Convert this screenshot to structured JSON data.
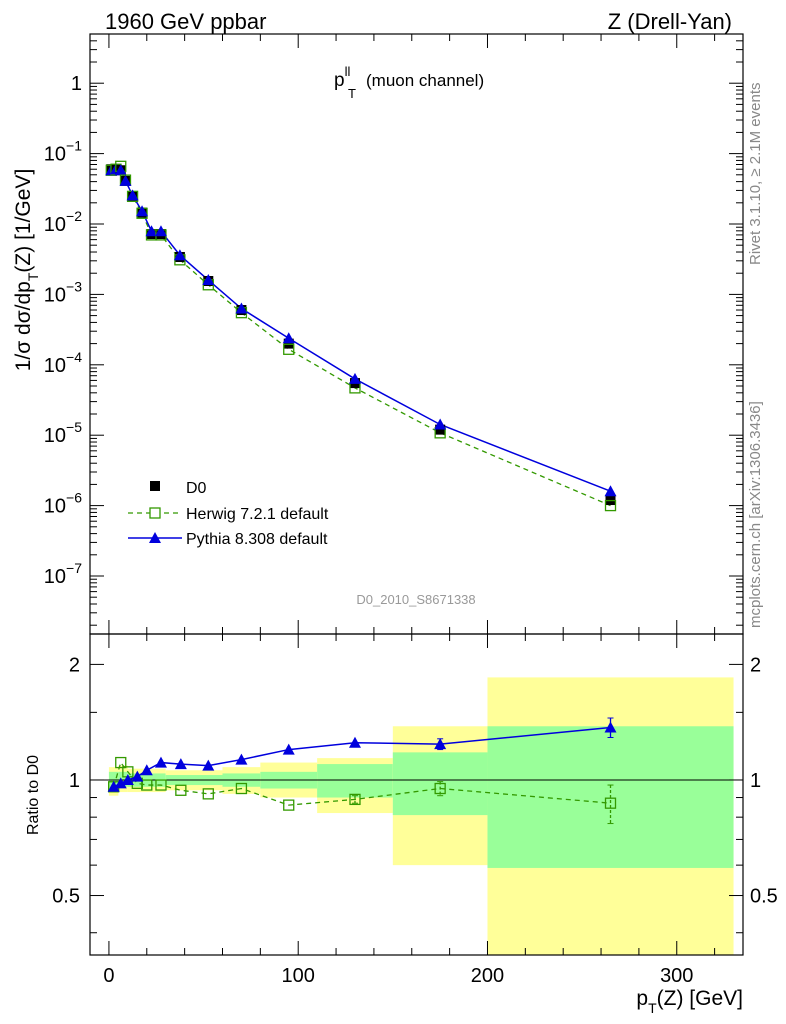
{
  "header": {
    "left": "1960 GeV ppbar",
    "right": "Z (Drell-Yan)"
  },
  "main_title": {
    "base": "p",
    "sup": "ll",
    "sub": "T",
    "text": "(muon channel)"
  },
  "y_axis": {
    "pre": "1/σ  dσ/dp",
    "sub": "T",
    "post": "(Z) [1/GeV]",
    "ticks": [
      {
        "mant": "10",
        "exp": "−7"
      },
      {
        "mant": "10",
        "exp": "−6"
      },
      {
        "mant": "10",
        "exp": "−5"
      },
      {
        "mant": "10",
        "exp": "−4"
      },
      {
        "mant": "10",
        "exp": "−3"
      },
      {
        "mant": "10",
        "exp": "−2"
      },
      {
        "mant": "10",
        "exp": "−1"
      },
      {
        "mant": "1",
        "exp": ""
      }
    ]
  },
  "ratio_axis": {
    "label": "Ratio to D0",
    "ticks": [
      "0.5",
      "1",
      "2"
    ]
  },
  "x_axis": {
    "pre": "p",
    "sub": "T",
    "post": "(Z) [GeV]",
    "ticks": [
      "0",
      "100",
      "200",
      "300"
    ]
  },
  "side_text": {
    "rivet": "Rivet 3.1.10, ≥ 2.1M events",
    "mcplots": "mcplots.cern.ch [arXiv:1306.3436]"
  },
  "analysis_id": "D0_2010_S8671338",
  "legend": {
    "data": "D0",
    "herwig": "Herwig 7.2.1 default",
    "pythia": "Pythia 8.308 default"
  },
  "colors": {
    "data": "#000000",
    "herwig": "#339900",
    "pythia": "#0000dd",
    "band_outer": "#ffff99",
    "band_inner": "#99ff99",
    "side_text": "#888888"
  },
  "chart_data": {
    "type": "scatter",
    "x_scale": "linear",
    "y_scale": "log",
    "xlim": [
      -10,
      335
    ],
    "ylim_main": [
      1.5e-08,
      5.0
    ],
    "ylim_ratio": [
      0.35,
      2.4
    ],
    "ratio_y_scale": "log",
    "bins": [
      {
        "lo": 0,
        "hi": 2.5,
        "x": 1.25
      },
      {
        "lo": 2.5,
        "hi": 5,
        "x": 3.75
      },
      {
        "lo": 5,
        "hi": 7.5,
        "x": 6.25
      },
      {
        "lo": 7.5,
        "hi": 10,
        "x": 8.75
      },
      {
        "lo": 10,
        "hi": 15,
        "x": 12.5
      },
      {
        "lo": 15,
        "hi": 20,
        "x": 17.5
      },
      {
        "lo": 20,
        "hi": 25,
        "x": 22.5
      },
      {
        "lo": 25,
        "hi": 30,
        "x": 27.5
      },
      {
        "lo": 30,
        "hi": 45,
        "x": 37.5
      },
      {
        "lo": 45,
        "hi": 60,
        "x": 52.5
      },
      {
        "lo": 60,
        "hi": 80,
        "x": 70
      },
      {
        "lo": 80,
        "hi": 110,
        "x": 95
      },
      {
        "lo": 110,
        "hi": 150,
        "x": 130
      },
      {
        "lo": 150,
        "hi": 200,
        "x": 175
      },
      {
        "lo": 200,
        "hi": 330,
        "x": 265
      }
    ],
    "series": [
      {
        "name": "D0",
        "values": [
          0.06,
          0.06,
          0.058,
          0.041,
          0.025,
          0.0145,
          0.0072,
          0.0072,
          0.0034,
          0.00155,
          0.0006,
          0.0002,
          5.5e-05,
          1.2e-05,
          1.2e-06
        ]
      },
      {
        "name": "Herwig 7.2.1 default",
        "values": [
          0.058,
          0.06,
          0.066,
          0.042,
          0.0247,
          0.0142,
          0.007,
          0.007,
          0.0031,
          0.00137,
          0.00055,
          0.000166,
          4.7e-05,
          1.08e-05,
          1e-06
        ]
      },
      {
        "name": "Pythia 8.308 default",
        "values": [
          0.058,
          0.06,
          0.058,
          0.041,
          0.0255,
          0.0152,
          0.0079,
          0.0079,
          0.0036,
          0.0016,
          0.00063,
          0.000238,
          6.3e-05,
          1.42e-05,
          1.6e-06
        ]
      }
    ],
    "ratios": [
      {
        "name": "Herwig 7.2.1 default",
        "x": [
          2.5,
          6.25,
          10,
          15,
          20,
          27.5,
          38,
          52.5,
          70,
          95,
          130,
          175,
          265
        ],
        "values": [
          0.96,
          1.11,
          1.05,
          0.98,
          0.97,
          0.97,
          0.94,
          0.92,
          0.95,
          0.86,
          0.89,
          0.95,
          0.87
        ],
        "err": [
          0,
          0,
          0,
          0,
          0,
          0,
          0,
          0,
          0,
          0,
          0.02,
          0.04,
          0.1
        ]
      },
      {
        "name": "Pythia 8.308 default",
        "x": [
          2.5,
          6.25,
          10,
          15,
          20,
          27.5,
          38,
          52.5,
          70,
          95,
          130,
          175,
          265
        ],
        "values": [
          0.96,
          0.98,
          1.0,
          1.02,
          1.06,
          1.11,
          1.1,
          1.09,
          1.13,
          1.2,
          1.25,
          1.24,
          1.37
        ],
        "err": [
          0,
          0,
          0,
          0,
          0,
          0,
          0,
          0,
          0,
          0,
          0,
          0.04,
          0.08
        ]
      }
    ],
    "bands": [
      {
        "lo": 0,
        "hi": 5,
        "outer": [
          0.91,
          1.08
        ],
        "inner": [
          0.95,
          1.05
        ]
      },
      {
        "lo": 5,
        "hi": 10,
        "outer": [
          0.93,
          1.09
        ],
        "inner": [
          0.96,
          1.05
        ]
      },
      {
        "lo": 10,
        "hi": 30,
        "outer": [
          0.93,
          1.07
        ],
        "inner": [
          0.96,
          1.04
        ]
      },
      {
        "lo": 30,
        "hi": 60,
        "outer": [
          0.94,
          1.06
        ],
        "inner": [
          0.97,
          1.03
        ]
      },
      {
        "lo": 60,
        "hi": 80,
        "outer": [
          0.92,
          1.08
        ],
        "inner": [
          0.96,
          1.04
        ]
      },
      {
        "lo": 80,
        "hi": 110,
        "outer": [
          0.9,
          1.11
        ],
        "inner": [
          0.95,
          1.05
        ]
      },
      {
        "lo": 110,
        "hi": 150,
        "outer": [
          0.82,
          1.14
        ],
        "inner": [
          0.9,
          1.1
        ]
      },
      {
        "lo": 150,
        "hi": 200,
        "outer": [
          0.6,
          1.38
        ],
        "inner": [
          0.81,
          1.18
        ]
      },
      {
        "lo": 200,
        "hi": 330,
        "outer": [
          0.33,
          1.85
        ],
        "inner": [
          0.59,
          1.38
        ]
      }
    ]
  }
}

> _REQUEST_:
Your task is to set down the records shown above exactly, minus any pictures.

> _SOLVED EXERCISE_:
Convert this screenshot to structured JSON data.
{
  "header": {
    "left": "1960 GeV ppbar",
    "right": "Z (Drell-Yan)"
  },
  "main_title": {
    "base": "p",
    "sup": "ll",
    "sub": "T",
    "text": "(muon channel)"
  },
  "y_axis": {
    "pre": "1/σ  dσ/dp",
    "sub": "T",
    "post": "(Z) [1/GeV]",
    "ticks": [
      {
        "mant": "10",
        "exp": "−7"
      },
      {
        "mant": "10",
        "exp": "−6"
      },
      {
        "mant": "10",
        "exp": "−5"
      },
      {
        "mant": "10",
        "exp": "−4"
      },
      {
        "mant": "10",
        "exp": "−3"
      },
      {
        "mant": "10",
        "exp": "−2"
      },
      {
        "mant": "10",
        "exp": "−1"
      },
      {
        "mant": "1",
        "exp": ""
      }
    ]
  },
  "ratio_axis": {
    "label": "Ratio to D0",
    "ticks": [
      "0.5",
      "1",
      "2"
    ]
  },
  "x_axis": {
    "pre": "p",
    "sub": "T",
    "post": "(Z) [GeV]",
    "ticks": [
      "0",
      "100",
      "200",
      "300"
    ]
  },
  "side_text": {
    "rivet": "Rivet 3.1.10, ≥ 2.1M events",
    "mcplots": "mcplots.cern.ch [arXiv:1306.3436]"
  },
  "analysis_id": "D0_2010_S8671338",
  "legend": {
    "data": "D0",
    "herwig": "Herwig 7.2.1 default",
    "pythia": "Pythia 8.308 default"
  },
  "colors": {
    "data": "#000000",
    "herwig": "#339900",
    "pythia": "#0000dd",
    "band_outer": "#ffff99",
    "band_inner": "#99ff99",
    "side_text": "#888888"
  },
  "chart_data": {
    "type": "scatter",
    "x_scale": "linear",
    "y_scale": "log",
    "xlim": [
      -10,
      335
    ],
    "ylim_main": [
      1.5e-08,
      5.0
    ],
    "ylim_ratio": [
      0.35,
      2.4
    ],
    "ratio_y_scale": "log",
    "bins": [
      {
        "lo": 0,
        "hi": 2.5,
        "x": 1.25
      },
      {
        "lo": 2.5,
        "hi": 5,
        "x": 3.75
      },
      {
        "lo": 5,
        "hi": 7.5,
        "x": 6.25
      },
      {
        "lo": 7.5,
        "hi": 10,
        "x": 8.75
      },
      {
        "lo": 10,
        "hi": 15,
        "x": 12.5
      },
      {
        "lo": 15,
        "hi": 20,
        "x": 17.5
      },
      {
        "lo": 20,
        "hi": 25,
        "x": 22.5
      },
      {
        "lo": 25,
        "hi": 30,
        "x": 27.5
      },
      {
        "lo": 30,
        "hi": 45,
        "x": 37.5
      },
      {
        "lo": 45,
        "hi": 60,
        "x": 52.5
      },
      {
        "lo": 60,
        "hi": 80,
        "x": 70
      },
      {
        "lo": 80,
        "hi": 110,
        "x": 95
      },
      {
        "lo": 110,
        "hi": 150,
        "x": 130
      },
      {
        "lo": 150,
        "hi": 200,
        "x": 175
      },
      {
        "lo": 200,
        "hi": 330,
        "x": 265
      }
    ],
    "series": [
      {
        "name": "D0",
        "values": [
          0.06,
          0.06,
          0.058,
          0.041,
          0.025,
          0.0145,
          0.0072,
          0.0072,
          0.0034,
          0.00155,
          0.0006,
          0.0002,
          5.5e-05,
          1.2e-05,
          1.2e-06
        ]
      },
      {
        "name": "Herwig 7.2.1 default",
        "values": [
          0.058,
          0.06,
          0.066,
          0.042,
          0.0247,
          0.0142,
          0.007,
          0.007,
          0.0031,
          0.00137,
          0.00055,
          0.000166,
          4.7e-05,
          1.08e-05,
          1e-06
        ]
      },
      {
        "name": "Pythia 8.308 default",
        "values": [
          0.058,
          0.06,
          0.058,
          0.041,
          0.0255,
          0.0152,
          0.0079,
          0.0079,
          0.0036,
          0.0016,
          0.00063,
          0.000238,
          6.3e-05,
          1.42e-05,
          1.6e-06
        ]
      }
    ],
    "ratios": [
      {
        "name": "Herwig 7.2.1 default",
        "x": [
          2.5,
          6.25,
          10,
          15,
          20,
          27.5,
          38,
          52.5,
          70,
          95,
          130,
          175,
          265
        ],
        "values": [
          0.96,
          1.11,
          1.05,
          0.98,
          0.97,
          0.97,
          0.94,
          0.92,
          0.95,
          0.86,
          0.89,
          0.95,
          0.87
        ],
        "err": [
          0,
          0,
          0,
          0,
          0,
          0,
          0,
          0,
          0,
          0,
          0.02,
          0.04,
          0.1
        ]
      },
      {
        "name": "Pythia 8.308 default",
        "x": [
          2.5,
          6.25,
          10,
          15,
          20,
          27.5,
          38,
          52.5,
          70,
          95,
          130,
          175,
          265
        ],
        "values": [
          0.96,
          0.98,
          1.0,
          1.02,
          1.06,
          1.11,
          1.1,
          1.09,
          1.13,
          1.2,
          1.25,
          1.24,
          1.37
        ],
        "err": [
          0,
          0,
          0,
          0,
          0,
          0,
          0,
          0,
          0,
          0,
          0,
          0.04,
          0.08
        ]
      }
    ],
    "bands": [
      {
        "lo": 0,
        "hi": 5,
        "outer": [
          0.91,
          1.08
        ],
        "inner": [
          0.95,
          1.05
        ]
      },
      {
        "lo": 5,
        "hi": 10,
        "outer": [
          0.93,
          1.09
        ],
        "inner": [
          0.96,
          1.05
        ]
      },
      {
        "lo": 10,
        "hi": 30,
        "outer": [
          0.93,
          1.07
        ],
        "inner": [
          0.96,
          1.04
        ]
      },
      {
        "lo": 30,
        "hi": 60,
        "outer": [
          0.94,
          1.06
        ],
        "inner": [
          0.97,
          1.03
        ]
      },
      {
        "lo": 60,
        "hi": 80,
        "outer": [
          0.92,
          1.08
        ],
        "inner": [
          0.96,
          1.04
        ]
      },
      {
        "lo": 80,
        "hi": 110,
        "outer": [
          0.9,
          1.11
        ],
        "inner": [
          0.95,
          1.05
        ]
      },
      {
        "lo": 110,
        "hi": 150,
        "outer": [
          0.82,
          1.14
        ],
        "inner": [
          0.9,
          1.1
        ]
      },
      {
        "lo": 150,
        "hi": 200,
        "outer": [
          0.6,
          1.38
        ],
        "inner": [
          0.81,
          1.18
        ]
      },
      {
        "lo": 200,
        "hi": 330,
        "outer": [
          0.33,
          1.85
        ],
        "inner": [
          0.59,
          1.38
        ]
      }
    ]
  }
}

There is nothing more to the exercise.